Extracted records

┄┄┄┄┄┄┄┄┄┄

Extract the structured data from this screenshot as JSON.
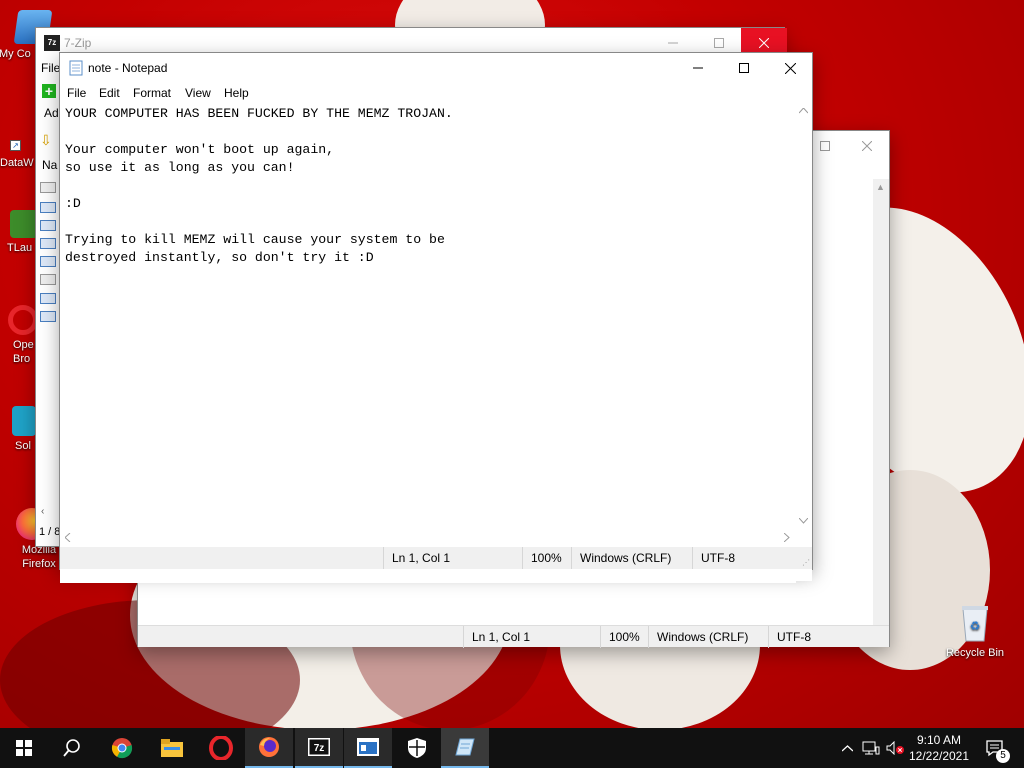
{
  "desktop": {
    "icons": [
      {
        "label": "My Co",
        "name": "my-computer"
      },
      {
        "label": "DataW",
        "name": "dataw"
      },
      {
        "label": "TLau",
        "name": "tlauncher"
      },
      {
        "label": "Ope\nBro",
        "name": "opera-browser"
      },
      {
        "label": "Sol",
        "name": "sol"
      },
      {
        "label": "Mozilla\nFirefox",
        "name": "mozilla-firefox"
      },
      {
        "label": "Recycle Bin",
        "name": "recycle-bin"
      }
    ]
  },
  "zip_window": {
    "title": "7-Zip",
    "menu_fragment": "File",
    "add_fragment": "Ad",
    "name_fragment": "Na",
    "page_fragment": "1 / 8"
  },
  "notepad_back": {
    "status": {
      "position": "Ln 1, Col 1",
      "zoom": "100%",
      "line_ending": "Windows (CRLF)",
      "encoding": "UTF-8"
    }
  },
  "notepad": {
    "title": "note - Notepad",
    "menu": [
      "File",
      "Edit",
      "Format",
      "View",
      "Help"
    ],
    "lines": [
      "YOUR COMPUTER HAS BEEN FUCKED BY THE MEMZ TROJAN.",
      "",
      "Your computer won't boot up again,",
      "so use it as long as you can!",
      "",
      ":D",
      "",
      "Trying to kill MEMZ will cause your system to be",
      "destroyed instantly, so don't try it :D"
    ],
    "status": {
      "position": "Ln 1, Col 1",
      "zoom": "100%",
      "line_ending": "Windows (CRLF)",
      "encoding": "UTF-8"
    }
  },
  "taskbar": {
    "apps": [
      "start-icon",
      "search-icon",
      "chrome-icon",
      "file-explorer-icon",
      "opera-icon",
      "firefox-icon",
      "7zip-icon",
      "window-app-icon",
      "security-icon",
      "notepad-icon"
    ],
    "time": "9:10 AM",
    "date": "12/22/2021",
    "notifications": "5"
  },
  "colors": {
    "accent": "#76b9ed",
    "close_red": "#e81123",
    "wallpaper_red": "#c40000"
  }
}
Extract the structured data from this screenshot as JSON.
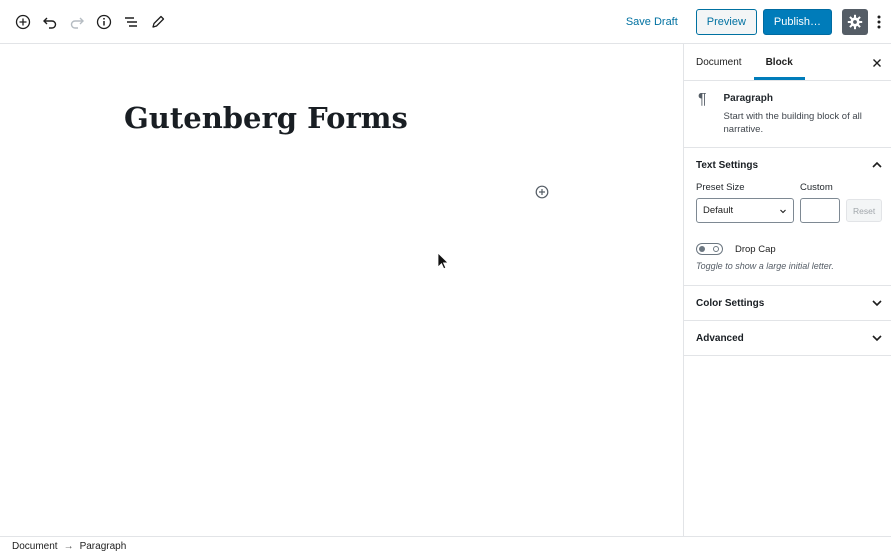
{
  "toolbar": {
    "icons": [
      "add-block-icon",
      "undo-icon",
      "redo-icon",
      "info-icon",
      "outline-icon",
      "tools-icon"
    ],
    "save_draft": "Save Draft",
    "preview": "Preview",
    "publish": "Publish…",
    "settings_icon": "gear-icon",
    "more_icon": "more-vertical-icon"
  },
  "editor": {
    "title": "Gutenberg Forms"
  },
  "sidebar": {
    "tabs": [
      {
        "label": "Document",
        "active": false
      },
      {
        "label": "Block",
        "active": true
      }
    ],
    "block": {
      "name": "Paragraph",
      "description": "Start with the building block of all narrative."
    },
    "text_settings": {
      "title": "Text Settings",
      "preset_label": "Preset Size",
      "preset_value": "Default",
      "custom_label": "Custom",
      "custom_value": "",
      "reset_label": "Reset",
      "drop_cap_label": "Drop Cap",
      "drop_cap_help": "Toggle to show a large initial letter.",
      "drop_cap_on": false
    },
    "color_settings": {
      "title": "Color Settings"
    },
    "advanced": {
      "title": "Advanced"
    }
  },
  "footer": {
    "breadcrumbs": [
      "Document",
      "Paragraph"
    ]
  },
  "colors": {
    "accent": "#007cba",
    "link": "#0071a1",
    "settings_bg": "#555d66"
  }
}
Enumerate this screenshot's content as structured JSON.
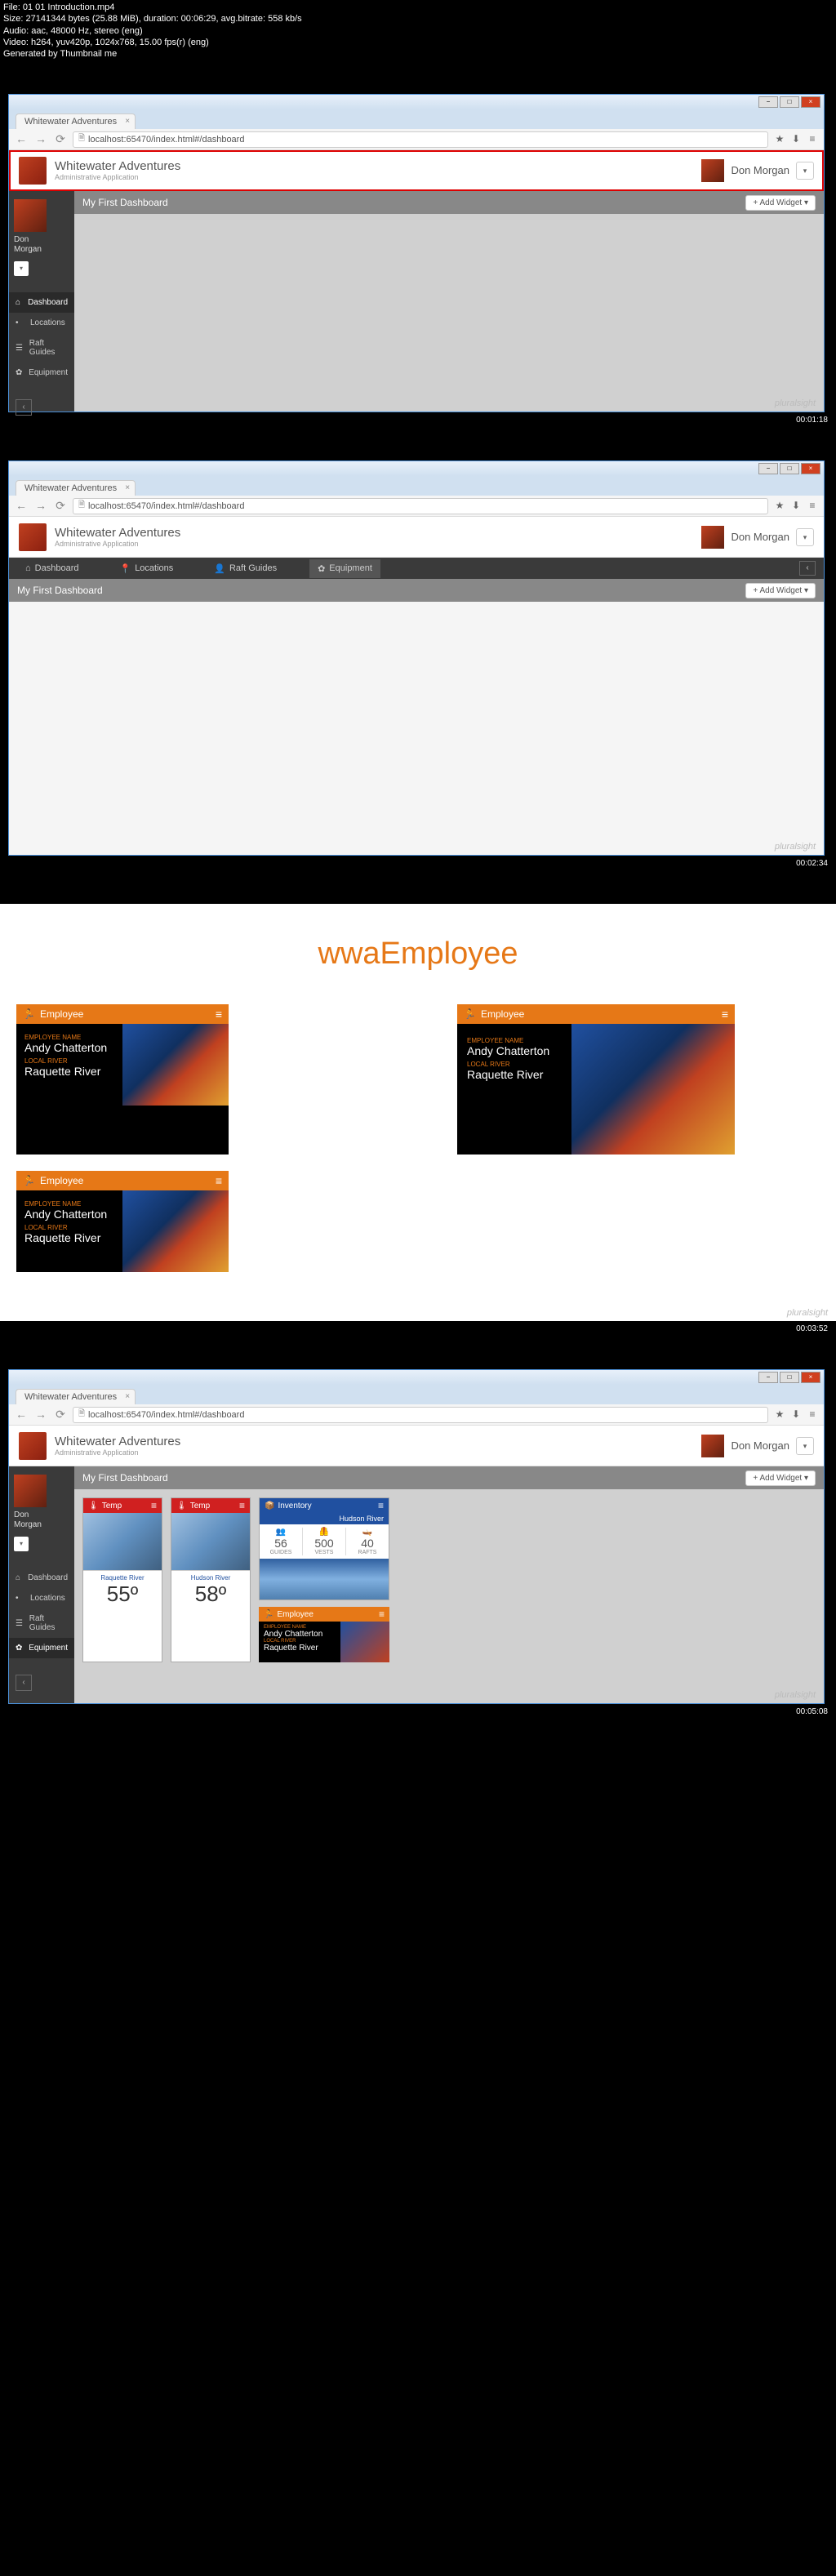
{
  "meta": {
    "file": "File: 01 01 Introduction.mp4",
    "size": "Size: 27141344 bytes (25.88 MiB), duration: 00:06:29, avg.bitrate: 558 kb/s",
    "audio": "Audio: aac, 48000 Hz, stereo (eng)",
    "video": "Video: h264, yuv420p, 1024x768, 15.00 fps(r) (eng)",
    "gen": "Generated by Thumbnail me"
  },
  "browser": {
    "tab_title": "Whitewater Adventures",
    "url": "localhost:65470/index.html#/dashboard"
  },
  "app": {
    "title": "Whitewater Adventures",
    "subtitle": "Administrative Application",
    "user": "Don Morgan"
  },
  "sidebar": {
    "user_first": "Don",
    "user_last": "Morgan",
    "items": [
      {
        "icon": "⌂",
        "label": "Dashboard"
      },
      {
        "icon": "•",
        "label": "Locations"
      },
      {
        "icon": "☰",
        "label": "Raft Guides"
      },
      {
        "icon": "✿",
        "label": "Equipment"
      }
    ]
  },
  "hnav": {
    "items": [
      {
        "icon": "⌂",
        "label": "Dashboard"
      },
      {
        "icon": "📍",
        "label": "Locations"
      },
      {
        "icon": "👤",
        "label": "Raft Guides"
      },
      {
        "icon": "✿",
        "label": "Equipment"
      }
    ]
  },
  "dashboard": {
    "title": "My First Dashboard",
    "add_widget": "+ Add Widget"
  },
  "timestamps": {
    "t1": "00:01:18",
    "t2": "00:02:34",
    "t3": "00:03:52",
    "t4": "00:05:08"
  },
  "watermark": "pluralsight",
  "slide3": {
    "title": "wwaEmployee",
    "emp_head": "Employee",
    "name_label": "EMPLOYEE NAME",
    "name": "Andy Chatterton",
    "river_label": "LOCAL RIVER",
    "river": "Raquette River"
  },
  "widgets": {
    "temp": "Temp",
    "inventory": "Inventory",
    "employee": "Employee",
    "loc1": "Raquette River",
    "deg1": "55º",
    "loc2": "Hudson River",
    "deg2": "58º",
    "inv_loc": "Hudson River",
    "guides_n": "56",
    "guides_l": "GUIDES",
    "vests_n": "500",
    "vests_l": "VESTS",
    "rafts_n": "40",
    "rafts_l": "RAFTS",
    "emp_name_label": "EMPLOYEE NAME",
    "emp_name": "Andy Chatterton",
    "emp_river_label": "LOCAL RIVER",
    "emp_river": "Raquette River"
  }
}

┄┄┄┄┄┄┄┄┄┄

■ What you need to do ■
Collect the complete line wherever the string "MEMZ" appears in the records.

■ The solution ■
      "YOUR COMPUTER HAS BEEN FUCKED BY THE MEMZ TROJAN.",
      "Trying to kill MEMZ will cause your system to be",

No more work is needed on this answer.